** begin DATASET **
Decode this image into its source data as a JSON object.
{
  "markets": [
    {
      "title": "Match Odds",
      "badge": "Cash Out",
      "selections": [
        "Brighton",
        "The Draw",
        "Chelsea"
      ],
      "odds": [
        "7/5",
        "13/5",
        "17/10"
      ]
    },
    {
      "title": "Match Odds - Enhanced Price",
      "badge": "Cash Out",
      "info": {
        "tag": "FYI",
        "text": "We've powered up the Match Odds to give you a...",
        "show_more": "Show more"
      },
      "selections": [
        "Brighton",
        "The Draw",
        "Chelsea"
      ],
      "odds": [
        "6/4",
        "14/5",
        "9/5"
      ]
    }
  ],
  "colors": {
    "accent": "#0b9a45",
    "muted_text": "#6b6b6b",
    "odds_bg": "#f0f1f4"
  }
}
** end DATASET **
• **EXERCISE DESCRIPTION**
Write out every entry word for word.

• **EXERCISE RESPONSE**
Decode this image into its source data as a JSON object.
{
  "markets": [
    {
      "title": "Match Odds",
      "badge": "Cash Out",
      "selections": [
        "Brighton",
        "The Draw",
        "Chelsea"
      ],
      "odds": [
        "7/5",
        "13/5",
        "17/10"
      ]
    },
    {
      "title": "Match Odds - Enhanced Price",
      "badge": "Cash Out",
      "info": {
        "tag": "FYI",
        "text": "We've powered up the Match Odds to give you a...",
        "show_more": "Show more"
      },
      "selections": [
        "Brighton",
        "The Draw",
        "Chelsea"
      ],
      "odds": [
        "6/4",
        "14/5",
        "9/5"
      ]
    }
  ],
  "colors": {
    "accent": "#0b9a45",
    "muted_text": "#6b6b6b",
    "odds_bg": "#f0f1f4"
  }
}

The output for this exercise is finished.